**Objective**
Take each line containing the word "Performing" and copy it.

[Dataset excerpt]
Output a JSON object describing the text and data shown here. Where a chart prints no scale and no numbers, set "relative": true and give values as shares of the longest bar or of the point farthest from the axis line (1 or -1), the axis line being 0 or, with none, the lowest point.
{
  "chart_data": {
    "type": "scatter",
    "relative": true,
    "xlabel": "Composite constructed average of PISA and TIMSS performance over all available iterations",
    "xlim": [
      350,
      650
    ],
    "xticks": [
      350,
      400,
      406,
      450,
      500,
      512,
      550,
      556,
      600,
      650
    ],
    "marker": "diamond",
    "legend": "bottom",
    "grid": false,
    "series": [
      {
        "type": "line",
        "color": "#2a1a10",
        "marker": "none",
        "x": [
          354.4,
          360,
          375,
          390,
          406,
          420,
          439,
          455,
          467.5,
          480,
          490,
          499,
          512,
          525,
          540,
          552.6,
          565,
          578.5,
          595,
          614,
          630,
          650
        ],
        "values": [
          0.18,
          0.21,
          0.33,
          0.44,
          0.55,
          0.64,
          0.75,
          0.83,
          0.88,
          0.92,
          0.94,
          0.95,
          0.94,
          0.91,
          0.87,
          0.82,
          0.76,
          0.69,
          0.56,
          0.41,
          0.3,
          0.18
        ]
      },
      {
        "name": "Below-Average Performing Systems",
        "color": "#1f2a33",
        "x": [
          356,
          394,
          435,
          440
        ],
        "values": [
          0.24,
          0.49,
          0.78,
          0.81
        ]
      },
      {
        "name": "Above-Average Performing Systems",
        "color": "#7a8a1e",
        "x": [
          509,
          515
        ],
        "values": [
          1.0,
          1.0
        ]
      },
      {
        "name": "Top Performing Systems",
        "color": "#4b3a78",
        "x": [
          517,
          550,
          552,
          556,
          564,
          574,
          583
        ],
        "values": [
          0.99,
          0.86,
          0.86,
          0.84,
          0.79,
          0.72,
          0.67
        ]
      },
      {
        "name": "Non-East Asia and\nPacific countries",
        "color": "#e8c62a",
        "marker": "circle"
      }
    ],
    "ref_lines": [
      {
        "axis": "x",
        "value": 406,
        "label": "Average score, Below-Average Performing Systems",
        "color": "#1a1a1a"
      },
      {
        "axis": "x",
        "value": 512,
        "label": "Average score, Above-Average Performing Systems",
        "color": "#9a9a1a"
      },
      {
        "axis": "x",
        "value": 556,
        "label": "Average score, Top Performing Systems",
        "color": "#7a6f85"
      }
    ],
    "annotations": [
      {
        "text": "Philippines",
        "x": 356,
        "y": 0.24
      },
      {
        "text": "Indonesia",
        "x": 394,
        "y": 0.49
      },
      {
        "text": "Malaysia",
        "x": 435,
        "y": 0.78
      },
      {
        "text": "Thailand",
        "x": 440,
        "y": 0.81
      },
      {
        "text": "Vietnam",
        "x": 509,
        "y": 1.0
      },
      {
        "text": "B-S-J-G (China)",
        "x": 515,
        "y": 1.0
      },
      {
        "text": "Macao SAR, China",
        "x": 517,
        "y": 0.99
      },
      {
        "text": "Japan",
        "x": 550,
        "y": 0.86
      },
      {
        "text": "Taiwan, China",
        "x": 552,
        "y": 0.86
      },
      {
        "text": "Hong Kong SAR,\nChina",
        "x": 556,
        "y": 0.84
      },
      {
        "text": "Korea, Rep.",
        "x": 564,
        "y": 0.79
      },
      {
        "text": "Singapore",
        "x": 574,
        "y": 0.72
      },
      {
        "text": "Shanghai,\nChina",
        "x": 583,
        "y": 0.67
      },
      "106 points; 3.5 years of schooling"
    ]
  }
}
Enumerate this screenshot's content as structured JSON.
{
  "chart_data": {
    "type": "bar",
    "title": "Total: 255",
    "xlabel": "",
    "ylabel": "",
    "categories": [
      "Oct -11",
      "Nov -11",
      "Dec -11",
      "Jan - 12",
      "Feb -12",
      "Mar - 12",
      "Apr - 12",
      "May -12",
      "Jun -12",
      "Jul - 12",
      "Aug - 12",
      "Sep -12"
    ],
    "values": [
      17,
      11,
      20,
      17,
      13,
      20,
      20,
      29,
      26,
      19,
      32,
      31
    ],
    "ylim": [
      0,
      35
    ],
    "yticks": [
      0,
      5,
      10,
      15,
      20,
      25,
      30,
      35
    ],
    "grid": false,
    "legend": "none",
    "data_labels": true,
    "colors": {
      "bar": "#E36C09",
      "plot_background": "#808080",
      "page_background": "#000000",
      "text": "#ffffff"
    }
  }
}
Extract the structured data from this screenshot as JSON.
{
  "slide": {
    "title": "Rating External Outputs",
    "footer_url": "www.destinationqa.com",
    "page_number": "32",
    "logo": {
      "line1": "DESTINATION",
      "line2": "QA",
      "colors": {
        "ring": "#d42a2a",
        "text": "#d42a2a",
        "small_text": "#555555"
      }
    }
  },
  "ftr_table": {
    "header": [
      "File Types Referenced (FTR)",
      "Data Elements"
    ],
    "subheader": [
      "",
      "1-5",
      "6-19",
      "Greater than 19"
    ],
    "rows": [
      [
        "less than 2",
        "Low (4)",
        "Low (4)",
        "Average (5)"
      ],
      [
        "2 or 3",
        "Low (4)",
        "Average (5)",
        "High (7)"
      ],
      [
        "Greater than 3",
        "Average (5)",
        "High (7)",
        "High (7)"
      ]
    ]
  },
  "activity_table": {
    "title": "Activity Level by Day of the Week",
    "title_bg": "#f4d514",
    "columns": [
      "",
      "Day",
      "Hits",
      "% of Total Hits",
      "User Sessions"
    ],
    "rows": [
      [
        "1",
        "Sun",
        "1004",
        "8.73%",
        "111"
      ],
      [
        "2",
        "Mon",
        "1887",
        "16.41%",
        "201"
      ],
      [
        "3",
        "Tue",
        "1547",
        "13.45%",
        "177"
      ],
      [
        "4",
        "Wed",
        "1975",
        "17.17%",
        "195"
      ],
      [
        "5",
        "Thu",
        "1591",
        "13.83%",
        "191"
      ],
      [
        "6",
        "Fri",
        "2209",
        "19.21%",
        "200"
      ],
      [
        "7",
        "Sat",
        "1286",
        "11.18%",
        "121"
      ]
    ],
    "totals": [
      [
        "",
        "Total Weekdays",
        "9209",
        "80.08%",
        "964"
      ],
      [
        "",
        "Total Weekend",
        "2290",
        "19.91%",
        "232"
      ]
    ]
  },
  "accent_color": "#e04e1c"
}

**Task result**
        "name": "Below-Average Performing Systems",
        "name": "Above-Average Performing Systems",
        "name": "Top Performing Systems",
        "label": "Average score, Below-Average Performing Systems",
        "label": "Average score, Above-Average Performing Systems",
        "label": "Average score, Top Performing Systems",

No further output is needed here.